TASK STATEMENT
In the material below, list every line carrying the string "output".

SUPPLIED MATERIAL
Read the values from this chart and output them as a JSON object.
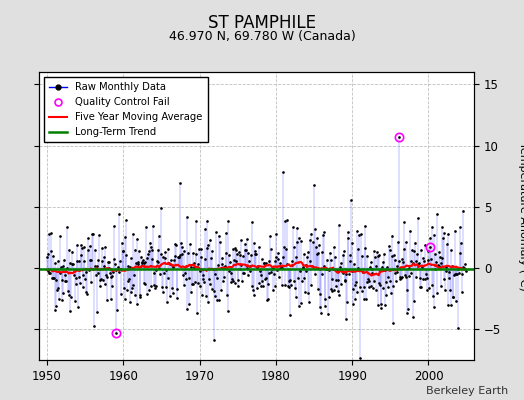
{
  "title": "ST PAMPHILE",
  "subtitle": "46.970 N, 69.780 W (Canada)",
  "ylabel_right": "Temperature Anomaly (°C)",
  "credit": "Berkeley Earth",
  "xlim": [
    1949,
    2006
  ],
  "ylim": [
    -7.5,
    16
  ],
  "yticks": [
    -5,
    0,
    5,
    10,
    15
  ],
  "xticks": [
    1950,
    1960,
    1970,
    1980,
    1990,
    2000
  ],
  "bg_color": "#e0e0e0",
  "plot_bg_color": "#ffffff",
  "grid_color": "#b0b0b0",
  "seed": 42,
  "start_year": 1950.0,
  "n_months": 660,
  "qc_fail_year_1": 1959.0,
  "qc_fail_val_1": -5.3,
  "qc_fail_year_2": 1996.08,
  "qc_fail_val_2": 10.7,
  "qc_fail_year_3": 2000.17,
  "qc_fail_val_3": 1.7,
  "spike1_idx": 372,
  "spike1_val": 7.8,
  "spike2_idx": 420,
  "spike2_val": 6.8,
  "spike3_idx": 492,
  "spike3_val": -7.3
}
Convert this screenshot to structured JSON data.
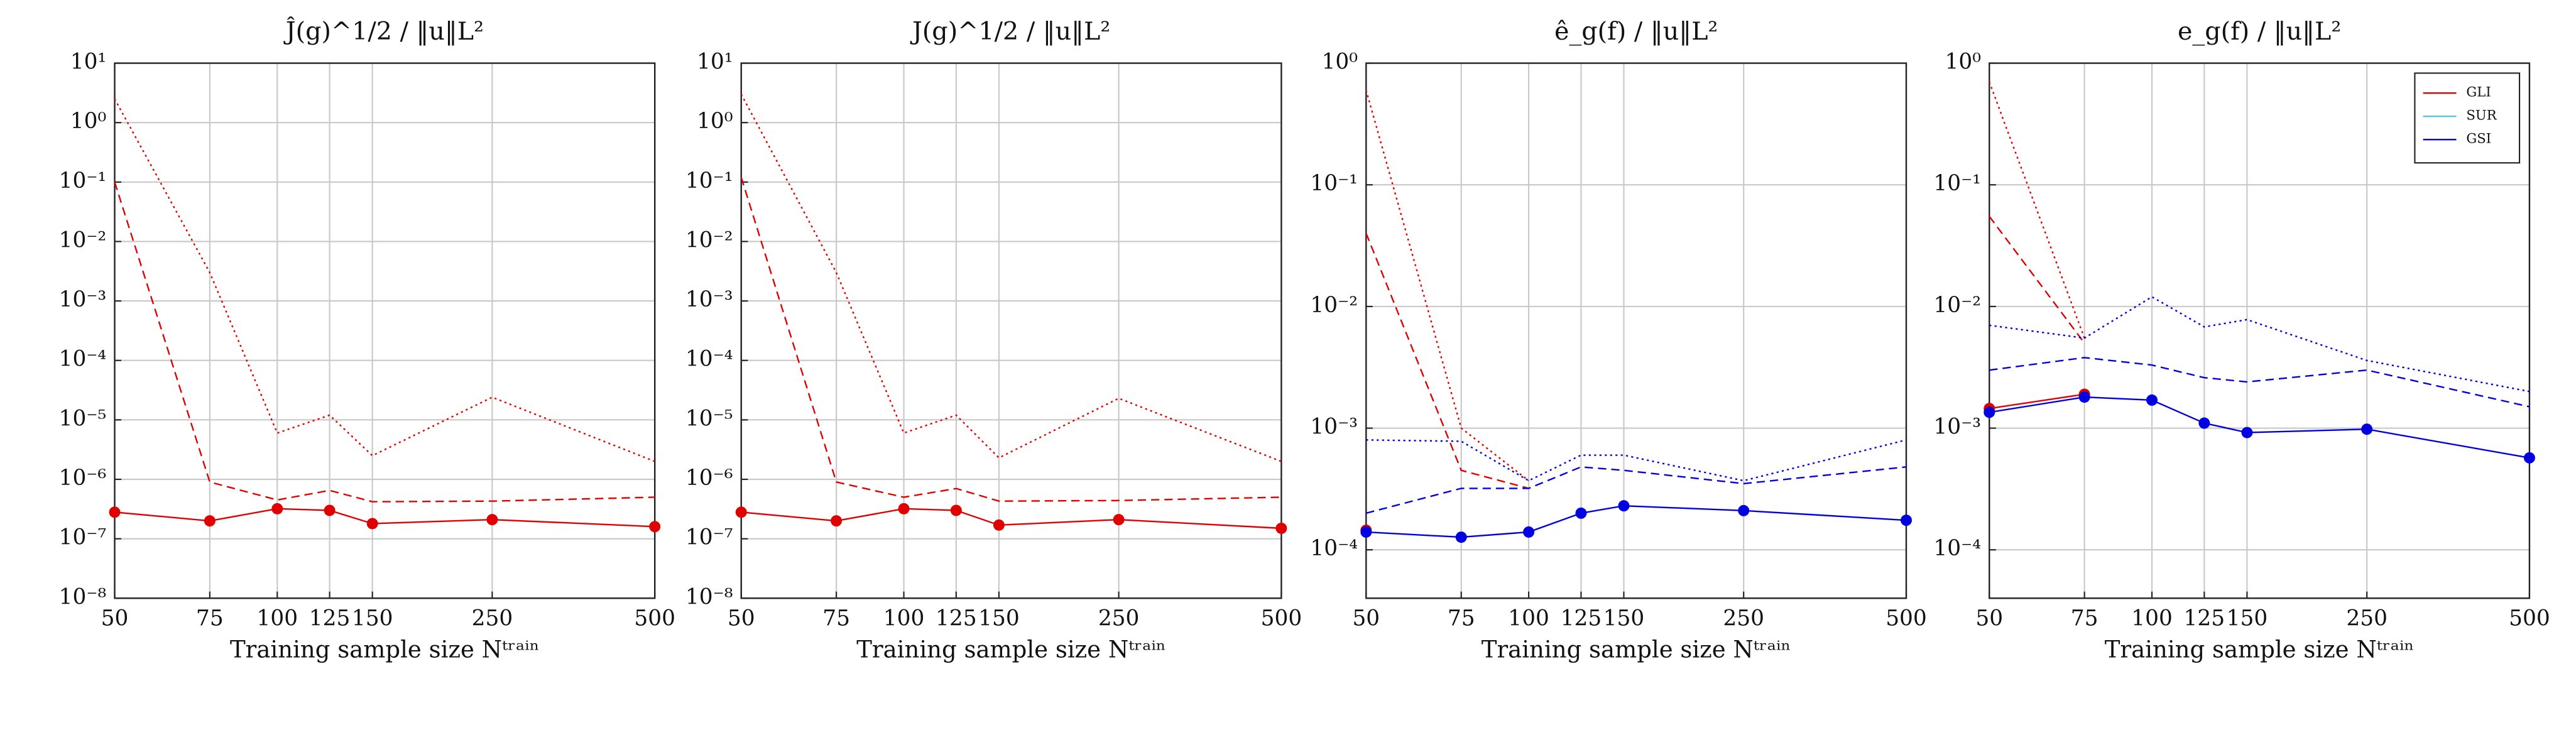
{
  "chart_data": [
    {
      "type": "line",
      "title": "Ĵ(g)^1/2 / ‖u‖L²",
      "x_label": "Training sample size Nᵗʳᵃⁱⁿ",
      "x": [
        50,
        75,
        100,
        125,
        150,
        250,
        500
      ],
      "xlim": [
        50,
        500
      ],
      "xticks": [
        50,
        75,
        100,
        125,
        150,
        250,
        500
      ],
      "x_log": true,
      "y_log": true,
      "grid": true,
      "ylim": [
        1e-08,
        10
      ],
      "yticks": [
        {
          "value": 1e-08,
          "label": "10⁻⁸"
        },
        {
          "value": 1e-07,
          "label": "10⁻⁷"
        },
        {
          "value": 1e-06,
          "label": "10⁻⁶"
        },
        {
          "value": 1e-05,
          "label": "10⁻⁵"
        },
        {
          "value": 0.0001,
          "label": "10⁻⁴"
        },
        {
          "value": 0.001,
          "label": "10⁻³"
        },
        {
          "value": 0.01,
          "label": "10⁻²"
        },
        {
          "value": 0.1,
          "label": "10⁻¹"
        },
        {
          "value": 1,
          "label": "10⁰"
        },
        {
          "value": 10,
          "label": "10¹"
        }
      ],
      "series": [
        {
          "color": "#e00000",
          "dash": "dotted",
          "marker": false,
          "values": [
            2.5,
            0.003,
            6e-06,
            1.2e-05,
            2.5e-06,
            2.4e-05,
            2e-06
          ]
        },
        {
          "color": "#e00000",
          "dash": "dashed",
          "marker": false,
          "values": [
            0.1,
            9e-07,
            4.5e-07,
            6.5e-07,
            4.2e-07,
            4.3e-07,
            5e-07
          ]
        },
        {
          "color": "#e00000",
          "dash": "solid",
          "marker": true,
          "values": [
            2.8e-07,
            2e-07,
            3.2e-07,
            3e-07,
            1.8e-07,
            2.1e-07,
            1.6e-07
          ]
        }
      ]
    },
    {
      "type": "line",
      "title": "J(g)^1/2 / ‖u‖L²",
      "x_label": "Training sample size Nᵗʳᵃⁱⁿ",
      "x": [
        50,
        75,
        100,
        125,
        150,
        250,
        500
      ],
      "xlim": [
        50,
        500
      ],
      "xticks": [
        50,
        75,
        100,
        125,
        150,
        250,
        500
      ],
      "x_log": true,
      "y_log": true,
      "grid": true,
      "ylim": [
        1e-08,
        10
      ],
      "yticks": [
        {
          "value": 1e-08,
          "label": "10⁻⁸"
        },
        {
          "value": 1e-07,
          "label": "10⁻⁷"
        },
        {
          "value": 1e-06,
          "label": "10⁻⁶"
        },
        {
          "value": 1e-05,
          "label": "10⁻⁵"
        },
        {
          "value": 0.0001,
          "label": "10⁻⁴"
        },
        {
          "value": 0.001,
          "label": "10⁻³"
        },
        {
          "value": 0.01,
          "label": "10⁻²"
        },
        {
          "value": 0.1,
          "label": "10⁻¹"
        },
        {
          "value": 1,
          "label": "10⁰"
        },
        {
          "value": 10,
          "label": "10¹"
        }
      ],
      "series": [
        {
          "color": "#e00000",
          "dash": "dotted",
          "marker": false,
          "values": [
            3,
            0.003,
            6e-06,
            1.2e-05,
            2.3e-06,
            2.3e-05,
            2e-06
          ]
        },
        {
          "color": "#e00000",
          "dash": "dashed",
          "marker": false,
          "values": [
            0.12,
            9e-07,
            5e-07,
            7e-07,
            4.3e-07,
            4.4e-07,
            5e-07
          ]
        },
        {
          "color": "#e00000",
          "dash": "solid",
          "marker": true,
          "values": [
            2.8e-07,
            2e-07,
            3.2e-07,
            3e-07,
            1.7e-07,
            2.1e-07,
            1.5e-07
          ]
        }
      ]
    },
    {
      "type": "line",
      "title": "ê_g(f) / ‖u‖L²",
      "x_label": "Training sample size Nᵗʳᵃⁱⁿ",
      "x": [
        50,
        75,
        100,
        125,
        150,
        250,
        500
      ],
      "xlim": [
        50,
        500
      ],
      "xticks": [
        50,
        75,
        100,
        125,
        150,
        250,
        500
      ],
      "x_log": true,
      "y_log": true,
      "grid": true,
      "ylim": [
        4e-05,
        1
      ],
      "yticks": [
        {
          "value": 0.0001,
          "label": "10⁻⁴"
        },
        {
          "value": 0.001,
          "label": "10⁻³"
        },
        {
          "value": 0.01,
          "label": "10⁻²"
        },
        {
          "value": 0.1,
          "label": "10⁻¹"
        },
        {
          "value": 1,
          "label": "10⁰"
        }
      ],
      "series": [
        {
          "color": "#e00000",
          "dash": "dotted",
          "marker": false,
          "values": [
            0.6,
            0.001,
            0.00037,
            null,
            null,
            null,
            null
          ]
        },
        {
          "color": "#e00000",
          "dash": "dashed",
          "marker": false,
          "values": [
            0.04,
            0.00045,
            0.00032,
            null,
            null,
            null,
            null
          ]
        },
        {
          "color": "#e00000",
          "dash": "solid",
          "marker": true,
          "values": [
            0.000145,
            null,
            null,
            null,
            null,
            null,
            null
          ]
        },
        {
          "color": "#0000e0",
          "dash": "dotted",
          "marker": false,
          "values": [
            0.0008,
            0.00078,
            0.00037,
            0.0006,
            0.0006,
            0.00037,
            0.0008
          ]
        },
        {
          "color": "#0000e0",
          "dash": "dashed",
          "marker": false,
          "values": [
            0.0002,
            0.00032,
            0.00032,
            0.00048,
            0.00045,
            0.00035,
            0.00048
          ]
        },
        {
          "color": "#0000e0",
          "dash": "solid",
          "marker": true,
          "values": [
            0.00014,
            0.000127,
            0.00014,
            0.0002,
            0.00023,
            0.00021,
            0.000175
          ]
        }
      ]
    },
    {
      "type": "line",
      "title": "e_g(f) / ‖u‖L²",
      "x_label": "Training sample size Nᵗʳᵃⁱⁿ",
      "x": [
        50,
        75,
        100,
        125,
        150,
        250,
        500
      ],
      "xlim": [
        50,
        500
      ],
      "xticks": [
        50,
        75,
        100,
        125,
        150,
        250,
        500
      ],
      "x_log": true,
      "y_log": true,
      "grid": true,
      "ylim": [
        4e-05,
        1
      ],
      "yticks": [
        {
          "value": 0.0001,
          "label": "10⁻⁴"
        },
        {
          "value": 0.001,
          "label": "10⁻³"
        },
        {
          "value": 0.01,
          "label": "10⁻²"
        },
        {
          "value": 0.1,
          "label": "10⁻¹"
        },
        {
          "value": 1,
          "label": "10⁰"
        }
      ],
      "series": [
        {
          "color": "#e00000",
          "dash": "dotted",
          "marker": false,
          "values": [
            0.7,
            0.0055,
            null,
            null,
            null,
            null,
            null
          ]
        },
        {
          "color": "#e00000",
          "dash": "dashed",
          "marker": false,
          "values": [
            0.055,
            0.005,
            null,
            null,
            null,
            null,
            null
          ]
        },
        {
          "color": "#e00000",
          "dash": "solid",
          "marker": true,
          "values": [
            0.00145,
            0.0019,
            null,
            null,
            null,
            null,
            null
          ]
        },
        {
          "color": "#0000e0",
          "dash": "dotted",
          "marker": false,
          "values": [
            0.007,
            0.0055,
            0.012,
            0.0068,
            0.0078,
            0.0036,
            0.002
          ]
        },
        {
          "color": "#0000e0",
          "dash": "dashed",
          "marker": false,
          "values": [
            0.003,
            0.0038,
            0.0033,
            0.0026,
            0.0024,
            0.003,
            0.0015
          ]
        },
        {
          "color": "#0000e0",
          "dash": "solid",
          "marker": true,
          "values": [
            0.00135,
            0.0018,
            0.0017,
            0.0011,
            0.00092,
            0.00098,
            0.00057
          ]
        }
      ],
      "legend": {
        "position": "upper right",
        "entries": [
          {
            "name": "GLI",
            "color": "#e00000"
          },
          {
            "name": "SUR",
            "color": "#5bc0de"
          },
          {
            "name": "GSI",
            "color": "#0000e0"
          }
        ]
      }
    }
  ]
}
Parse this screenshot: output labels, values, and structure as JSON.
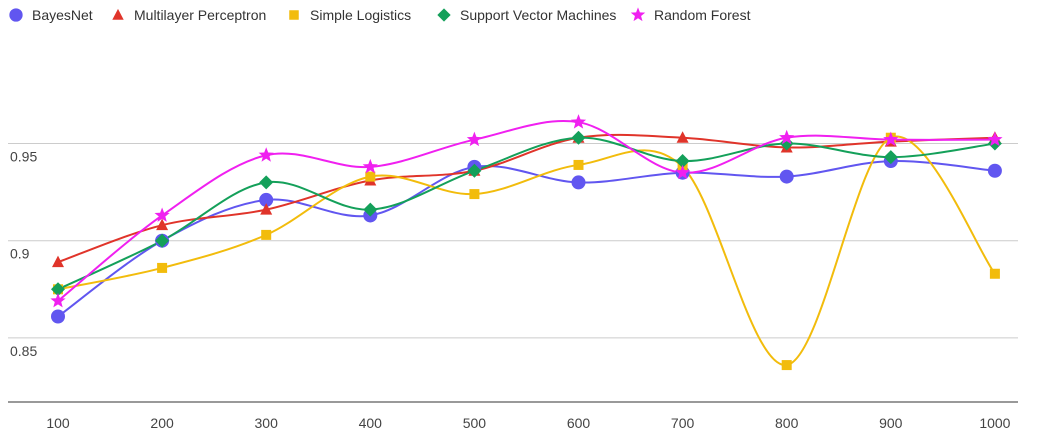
{
  "chart_data": {
    "type": "line",
    "title": "",
    "xlabel": "",
    "ylabel": "",
    "categories": [
      "100",
      "200",
      "300",
      "400",
      "500",
      "600",
      "700",
      "800",
      "900",
      "1000"
    ],
    "y_ticks": [
      "0.85",
      "0.9",
      "0.95"
    ],
    "ylim": [
      0.817,
      0.993
    ],
    "grid": "horizontal",
    "legend_position": "top-left",
    "series": [
      {
        "name": "BayesNet",
        "marker": "circle",
        "color": "#6156F0",
        "values": [
          0.861,
          0.9,
          0.921,
          0.913,
          0.938,
          0.93,
          0.935,
          0.933,
          0.941,
          0.936
        ]
      },
      {
        "name": "Multilayer Perceptron",
        "marker": "triangle",
        "color": "#E0342A",
        "values": [
          0.889,
          0.908,
          0.916,
          0.931,
          0.936,
          0.953,
          0.953,
          0.948,
          0.951,
          0.953
        ]
      },
      {
        "name": "Simple Logistics",
        "marker": "square",
        "color": "#F2BC0C",
        "values": [
          0.875,
          0.886,
          0.903,
          0.933,
          0.924,
          0.939,
          0.938,
          0.836,
          0.953,
          0.883
        ]
      },
      {
        "name": "Support Vector Machines",
        "marker": "diamond",
        "color": "#14A05A",
        "values": [
          0.875,
          0.9,
          0.93,
          0.916,
          0.936,
          0.953,
          0.941,
          0.95,
          0.943,
          0.95
        ]
      },
      {
        "name": "Random Forest",
        "marker": "star",
        "color": "#F020F0",
        "values": [
          0.869,
          0.913,
          0.944,
          0.938,
          0.952,
          0.961,
          0.935,
          0.953,
          0.952,
          0.952
        ]
      }
    ]
  }
}
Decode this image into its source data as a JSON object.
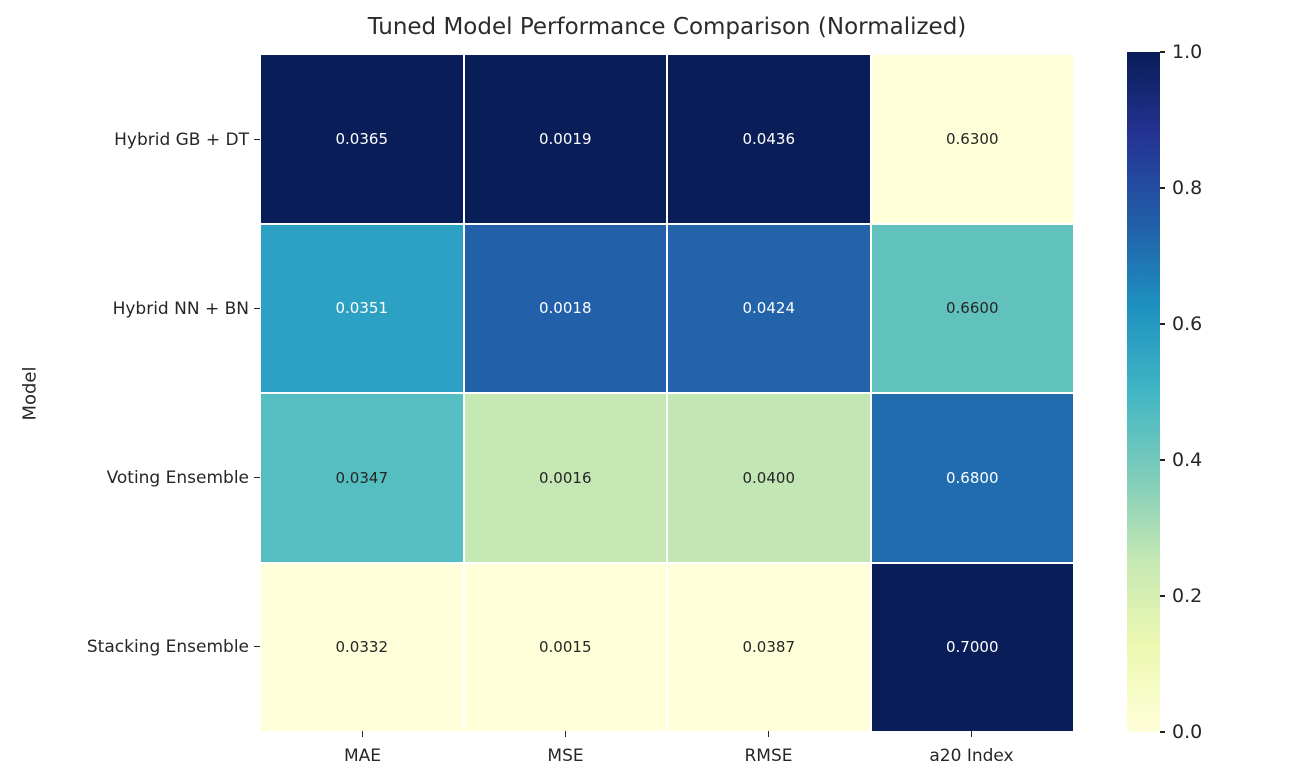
{
  "figure": {
    "title": "Tuned Model Performance Comparison (Normalized)",
    "ylabel": "Model",
    "background_color": "#ffffff",
    "gridline_color": "#ffffff",
    "tick_color": "#262626"
  },
  "chart_data": {
    "type": "heatmap",
    "title": "Tuned Model Performance Comparison (Normalized)",
    "xlabel": "",
    "ylabel": "Model",
    "columns": [
      "MAE",
      "MSE",
      "RMSE",
      "a20 Index"
    ],
    "rows": [
      "Hybrid GB + DT",
      "Hybrid NN + BN",
      "Voting Ensemble",
      "Stacking Ensemble"
    ],
    "values": [
      [
        0.0365,
        0.0019,
        0.0436,
        0.63
      ],
      [
        0.0351,
        0.0018,
        0.0424,
        0.66
      ],
      [
        0.0347,
        0.0016,
        0.04,
        0.68
      ],
      [
        0.0332,
        0.0015,
        0.0387,
        0.7
      ]
    ],
    "cell_labels": [
      [
        "0.0365",
        "0.0019",
        "0.0436",
        "0.6300"
      ],
      [
        "0.0351",
        "0.0018",
        "0.0424",
        "0.6600"
      ],
      [
        "0.0347",
        "0.0016",
        "0.0400",
        "0.6800"
      ],
      [
        "0.0332",
        "0.0015",
        "0.0387",
        "0.7000"
      ]
    ],
    "normalized_values": [
      [
        1.0,
        1.0,
        1.0,
        0.0
      ],
      [
        0.576,
        0.75,
        0.755,
        0.429
      ],
      [
        0.455,
        0.25,
        0.265,
        0.714
      ],
      [
        0.0,
        0.0,
        0.0,
        1.0
      ]
    ],
    "cell_colors": [
      [
        "#091e58",
        "#091e58",
        "#091e58",
        "#ffffd9"
      ],
      [
        "#2da1c3",
        "#2261a9",
        "#2263aa",
        "#60c1bd"
      ],
      [
        "#54bec0",
        "#c4e7b4",
        "#c2e6b4",
        "#216cae"
      ],
      [
        "#ffffd9",
        "#ffffd9",
        "#ffffd9",
        "#091e58"
      ]
    ],
    "cell_text_colors": [
      [
        "#ffffff",
        "#ffffff",
        "#ffffff",
        "#262626"
      ],
      [
        "#ffffff",
        "#ffffff",
        "#ffffff",
        "#262626"
      ],
      [
        "#262626",
        "#262626",
        "#262626",
        "#ffffff"
      ],
      [
        "#262626",
        "#262626",
        "#262626",
        "#ffffff"
      ]
    ],
    "colormap": {
      "name": "YlGnBu",
      "stops": [
        {
          "pos": 0.0,
          "color": "#ffffd9"
        },
        {
          "pos": 0.125,
          "color": "#edf8b1"
        },
        {
          "pos": 0.25,
          "color": "#c7e9b4"
        },
        {
          "pos": 0.375,
          "color": "#7fcdbb"
        },
        {
          "pos": 0.5,
          "color": "#41b6c4"
        },
        {
          "pos": 0.625,
          "color": "#1d91c0"
        },
        {
          "pos": 0.75,
          "color": "#225ea8"
        },
        {
          "pos": 0.875,
          "color": "#253494"
        },
        {
          "pos": 1.0,
          "color": "#081d58"
        }
      ]
    },
    "colorbar": {
      "min": 0.0,
      "max": 1.0,
      "ticks": [
        1.0,
        0.8,
        0.6,
        0.4,
        0.2,
        0.0
      ],
      "tick_labels": [
        "1.0",
        "0.8",
        "0.6",
        "0.4",
        "0.2",
        "0.0"
      ],
      "position": "right"
    },
    "layout": {
      "grid_on": false,
      "annotated": true
    }
  }
}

WRITTEN ANSWER
Read the values from this chart and output them as a JSON object.
Parse this screenshot: output labels, values, and structure as JSON.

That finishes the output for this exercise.